■ **Data**
—————

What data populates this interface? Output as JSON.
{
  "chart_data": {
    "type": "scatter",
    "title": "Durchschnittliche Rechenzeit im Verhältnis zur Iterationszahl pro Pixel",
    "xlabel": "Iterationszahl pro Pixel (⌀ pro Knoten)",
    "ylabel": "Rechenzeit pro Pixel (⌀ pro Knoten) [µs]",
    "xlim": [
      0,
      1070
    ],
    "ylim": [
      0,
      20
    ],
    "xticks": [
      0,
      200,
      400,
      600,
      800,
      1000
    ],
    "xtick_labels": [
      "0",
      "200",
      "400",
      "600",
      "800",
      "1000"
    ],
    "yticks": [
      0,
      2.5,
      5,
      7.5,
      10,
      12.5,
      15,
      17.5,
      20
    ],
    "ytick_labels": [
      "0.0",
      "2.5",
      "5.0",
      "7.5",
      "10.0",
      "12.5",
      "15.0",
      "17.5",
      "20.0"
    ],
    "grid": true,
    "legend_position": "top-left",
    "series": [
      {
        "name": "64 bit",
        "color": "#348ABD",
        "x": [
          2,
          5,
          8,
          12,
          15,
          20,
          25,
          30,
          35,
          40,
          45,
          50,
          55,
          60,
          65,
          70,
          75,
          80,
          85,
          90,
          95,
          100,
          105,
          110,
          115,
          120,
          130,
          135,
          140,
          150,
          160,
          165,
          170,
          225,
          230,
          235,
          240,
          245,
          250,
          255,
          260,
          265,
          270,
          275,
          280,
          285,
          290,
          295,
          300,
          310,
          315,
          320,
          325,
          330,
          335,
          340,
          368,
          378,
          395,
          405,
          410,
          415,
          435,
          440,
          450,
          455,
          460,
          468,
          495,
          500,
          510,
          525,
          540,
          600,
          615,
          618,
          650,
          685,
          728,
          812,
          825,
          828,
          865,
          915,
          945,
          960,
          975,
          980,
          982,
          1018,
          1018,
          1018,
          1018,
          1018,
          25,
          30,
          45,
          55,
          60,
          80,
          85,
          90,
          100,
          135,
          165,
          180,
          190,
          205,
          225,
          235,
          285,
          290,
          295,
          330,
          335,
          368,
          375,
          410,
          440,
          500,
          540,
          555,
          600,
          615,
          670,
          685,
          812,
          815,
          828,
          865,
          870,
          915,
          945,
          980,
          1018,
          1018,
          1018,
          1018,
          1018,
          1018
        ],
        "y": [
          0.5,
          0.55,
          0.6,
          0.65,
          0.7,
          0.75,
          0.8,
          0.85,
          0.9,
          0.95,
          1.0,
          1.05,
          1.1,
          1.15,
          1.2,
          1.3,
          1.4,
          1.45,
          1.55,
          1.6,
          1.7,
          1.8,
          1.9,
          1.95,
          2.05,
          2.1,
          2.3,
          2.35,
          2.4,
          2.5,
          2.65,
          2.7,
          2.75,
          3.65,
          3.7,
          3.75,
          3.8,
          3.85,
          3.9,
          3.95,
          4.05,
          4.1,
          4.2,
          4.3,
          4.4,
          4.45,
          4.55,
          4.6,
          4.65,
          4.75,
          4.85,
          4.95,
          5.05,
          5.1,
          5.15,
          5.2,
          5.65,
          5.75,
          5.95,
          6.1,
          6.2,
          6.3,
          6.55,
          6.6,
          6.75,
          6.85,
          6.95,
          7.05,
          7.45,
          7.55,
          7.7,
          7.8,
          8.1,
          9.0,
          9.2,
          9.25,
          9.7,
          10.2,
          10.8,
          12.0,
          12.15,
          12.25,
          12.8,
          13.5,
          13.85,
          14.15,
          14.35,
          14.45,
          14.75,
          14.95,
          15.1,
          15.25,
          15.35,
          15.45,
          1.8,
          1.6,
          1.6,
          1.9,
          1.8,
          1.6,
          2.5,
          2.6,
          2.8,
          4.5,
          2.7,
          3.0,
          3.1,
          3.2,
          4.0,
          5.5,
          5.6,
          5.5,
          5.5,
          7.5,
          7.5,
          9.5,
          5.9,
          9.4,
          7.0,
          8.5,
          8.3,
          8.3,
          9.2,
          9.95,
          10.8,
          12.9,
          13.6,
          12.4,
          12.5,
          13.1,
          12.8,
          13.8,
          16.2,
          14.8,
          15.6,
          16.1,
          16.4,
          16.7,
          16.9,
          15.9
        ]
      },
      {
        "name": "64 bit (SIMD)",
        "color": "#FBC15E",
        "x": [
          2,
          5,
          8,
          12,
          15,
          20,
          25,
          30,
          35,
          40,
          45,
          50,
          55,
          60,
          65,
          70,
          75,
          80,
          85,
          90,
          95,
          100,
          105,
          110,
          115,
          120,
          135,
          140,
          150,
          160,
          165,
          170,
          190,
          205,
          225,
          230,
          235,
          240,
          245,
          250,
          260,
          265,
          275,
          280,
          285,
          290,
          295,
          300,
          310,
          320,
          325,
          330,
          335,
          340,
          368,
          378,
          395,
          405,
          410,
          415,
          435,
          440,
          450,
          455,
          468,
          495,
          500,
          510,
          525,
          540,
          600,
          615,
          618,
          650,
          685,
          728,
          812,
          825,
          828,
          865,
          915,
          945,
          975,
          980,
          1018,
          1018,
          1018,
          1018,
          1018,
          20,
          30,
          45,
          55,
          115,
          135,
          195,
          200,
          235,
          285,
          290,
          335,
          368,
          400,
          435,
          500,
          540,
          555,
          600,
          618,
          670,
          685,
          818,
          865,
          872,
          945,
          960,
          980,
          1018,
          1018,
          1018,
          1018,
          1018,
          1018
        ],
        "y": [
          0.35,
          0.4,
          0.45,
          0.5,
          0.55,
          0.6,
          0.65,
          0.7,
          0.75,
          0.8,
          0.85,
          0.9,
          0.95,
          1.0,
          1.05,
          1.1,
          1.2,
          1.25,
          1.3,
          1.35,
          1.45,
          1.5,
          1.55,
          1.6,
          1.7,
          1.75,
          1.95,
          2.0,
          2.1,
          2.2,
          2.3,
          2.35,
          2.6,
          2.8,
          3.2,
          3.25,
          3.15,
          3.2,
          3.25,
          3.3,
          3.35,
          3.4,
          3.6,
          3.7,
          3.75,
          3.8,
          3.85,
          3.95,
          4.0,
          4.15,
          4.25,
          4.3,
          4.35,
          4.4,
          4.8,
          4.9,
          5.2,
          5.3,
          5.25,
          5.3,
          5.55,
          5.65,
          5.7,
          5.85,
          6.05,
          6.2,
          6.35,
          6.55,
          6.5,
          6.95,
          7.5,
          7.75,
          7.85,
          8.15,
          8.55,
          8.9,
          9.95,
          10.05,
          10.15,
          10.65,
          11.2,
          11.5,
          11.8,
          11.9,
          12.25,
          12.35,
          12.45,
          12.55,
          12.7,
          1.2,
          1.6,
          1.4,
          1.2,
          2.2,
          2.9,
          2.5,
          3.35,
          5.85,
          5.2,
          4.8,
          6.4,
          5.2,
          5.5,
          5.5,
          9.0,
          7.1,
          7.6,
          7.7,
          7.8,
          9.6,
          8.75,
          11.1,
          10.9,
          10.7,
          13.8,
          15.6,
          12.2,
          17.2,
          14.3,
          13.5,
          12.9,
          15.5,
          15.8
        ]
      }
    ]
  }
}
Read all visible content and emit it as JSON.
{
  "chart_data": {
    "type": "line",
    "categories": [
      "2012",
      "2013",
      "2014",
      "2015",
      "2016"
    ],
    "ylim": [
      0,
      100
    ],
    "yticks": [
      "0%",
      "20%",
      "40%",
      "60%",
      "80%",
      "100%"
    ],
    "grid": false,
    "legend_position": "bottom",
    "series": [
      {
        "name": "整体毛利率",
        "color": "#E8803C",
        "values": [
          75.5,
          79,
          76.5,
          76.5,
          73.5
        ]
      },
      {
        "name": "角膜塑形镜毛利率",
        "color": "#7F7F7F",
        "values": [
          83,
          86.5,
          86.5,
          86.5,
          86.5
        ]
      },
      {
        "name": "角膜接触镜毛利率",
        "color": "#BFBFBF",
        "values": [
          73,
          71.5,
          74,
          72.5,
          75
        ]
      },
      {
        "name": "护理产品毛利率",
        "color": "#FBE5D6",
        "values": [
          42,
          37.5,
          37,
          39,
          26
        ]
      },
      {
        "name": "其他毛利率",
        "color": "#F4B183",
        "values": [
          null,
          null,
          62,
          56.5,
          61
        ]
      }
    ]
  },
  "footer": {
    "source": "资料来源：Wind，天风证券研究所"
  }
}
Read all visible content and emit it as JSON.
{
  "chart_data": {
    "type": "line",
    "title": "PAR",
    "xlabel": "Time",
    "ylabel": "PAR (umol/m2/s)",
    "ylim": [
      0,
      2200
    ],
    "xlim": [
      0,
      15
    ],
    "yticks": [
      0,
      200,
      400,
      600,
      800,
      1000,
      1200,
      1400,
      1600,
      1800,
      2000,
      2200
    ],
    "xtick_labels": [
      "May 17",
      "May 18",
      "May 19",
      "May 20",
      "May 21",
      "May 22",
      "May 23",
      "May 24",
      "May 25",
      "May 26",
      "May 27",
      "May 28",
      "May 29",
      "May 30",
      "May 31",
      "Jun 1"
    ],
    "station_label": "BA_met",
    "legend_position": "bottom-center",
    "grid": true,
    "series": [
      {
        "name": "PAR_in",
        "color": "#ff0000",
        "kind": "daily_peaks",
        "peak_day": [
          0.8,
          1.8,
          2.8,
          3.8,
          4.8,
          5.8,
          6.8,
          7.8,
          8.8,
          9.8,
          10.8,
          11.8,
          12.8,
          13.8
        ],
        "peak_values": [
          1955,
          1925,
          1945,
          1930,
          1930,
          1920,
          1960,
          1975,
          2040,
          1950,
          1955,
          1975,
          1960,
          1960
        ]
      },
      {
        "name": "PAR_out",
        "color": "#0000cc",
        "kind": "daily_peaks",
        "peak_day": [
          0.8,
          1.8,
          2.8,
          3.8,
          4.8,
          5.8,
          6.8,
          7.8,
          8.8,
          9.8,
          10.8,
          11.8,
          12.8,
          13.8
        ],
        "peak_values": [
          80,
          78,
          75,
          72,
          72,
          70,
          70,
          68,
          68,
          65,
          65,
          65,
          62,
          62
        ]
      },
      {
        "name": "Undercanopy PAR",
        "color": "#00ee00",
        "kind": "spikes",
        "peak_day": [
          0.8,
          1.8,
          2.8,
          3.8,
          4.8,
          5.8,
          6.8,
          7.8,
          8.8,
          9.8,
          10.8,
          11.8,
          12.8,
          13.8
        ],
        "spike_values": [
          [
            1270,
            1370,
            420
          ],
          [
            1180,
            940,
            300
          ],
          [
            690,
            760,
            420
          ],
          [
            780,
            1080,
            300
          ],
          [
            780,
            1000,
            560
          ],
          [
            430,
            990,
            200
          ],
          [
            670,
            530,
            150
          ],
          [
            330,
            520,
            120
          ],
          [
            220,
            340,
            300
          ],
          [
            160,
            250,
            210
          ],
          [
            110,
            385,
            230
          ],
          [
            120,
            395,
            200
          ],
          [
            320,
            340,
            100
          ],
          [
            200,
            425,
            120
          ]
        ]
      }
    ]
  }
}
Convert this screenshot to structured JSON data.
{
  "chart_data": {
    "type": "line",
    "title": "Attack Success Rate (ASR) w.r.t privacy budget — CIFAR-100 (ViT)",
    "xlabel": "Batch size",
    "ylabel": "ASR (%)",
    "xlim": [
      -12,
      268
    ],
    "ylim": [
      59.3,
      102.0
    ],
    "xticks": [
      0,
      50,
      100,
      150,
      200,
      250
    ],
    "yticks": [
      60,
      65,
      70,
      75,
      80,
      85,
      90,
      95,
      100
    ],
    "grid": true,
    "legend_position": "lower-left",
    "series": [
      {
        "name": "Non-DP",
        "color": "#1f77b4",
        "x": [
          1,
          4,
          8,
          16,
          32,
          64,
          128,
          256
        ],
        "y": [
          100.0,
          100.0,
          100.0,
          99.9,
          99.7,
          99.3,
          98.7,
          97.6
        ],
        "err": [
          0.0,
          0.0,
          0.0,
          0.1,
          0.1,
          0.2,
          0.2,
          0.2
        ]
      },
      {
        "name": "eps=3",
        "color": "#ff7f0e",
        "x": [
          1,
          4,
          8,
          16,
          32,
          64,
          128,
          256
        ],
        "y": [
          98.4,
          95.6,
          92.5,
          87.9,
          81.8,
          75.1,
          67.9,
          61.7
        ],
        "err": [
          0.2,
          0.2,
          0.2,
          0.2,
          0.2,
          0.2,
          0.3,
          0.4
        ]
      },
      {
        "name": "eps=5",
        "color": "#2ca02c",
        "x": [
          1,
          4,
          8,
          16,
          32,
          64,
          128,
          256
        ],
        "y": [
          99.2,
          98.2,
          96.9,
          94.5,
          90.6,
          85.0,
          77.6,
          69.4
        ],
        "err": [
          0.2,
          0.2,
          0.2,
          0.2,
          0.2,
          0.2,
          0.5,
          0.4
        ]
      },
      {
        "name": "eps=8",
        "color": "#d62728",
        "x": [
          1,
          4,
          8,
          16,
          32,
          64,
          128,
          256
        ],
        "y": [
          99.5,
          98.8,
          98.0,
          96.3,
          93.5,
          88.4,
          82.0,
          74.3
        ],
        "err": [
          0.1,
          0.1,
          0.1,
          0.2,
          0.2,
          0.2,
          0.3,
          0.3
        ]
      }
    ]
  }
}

—————

■ **Required task**
Find the string "JSON" in the records, then copy each line where it occurs.

■ **Task answer**
What data populates this interface? Output as JSON.
Read all visible content and emit it as JSON.
Read all visible content and emit it as JSON.
Convert this screenshot to structured JSON data.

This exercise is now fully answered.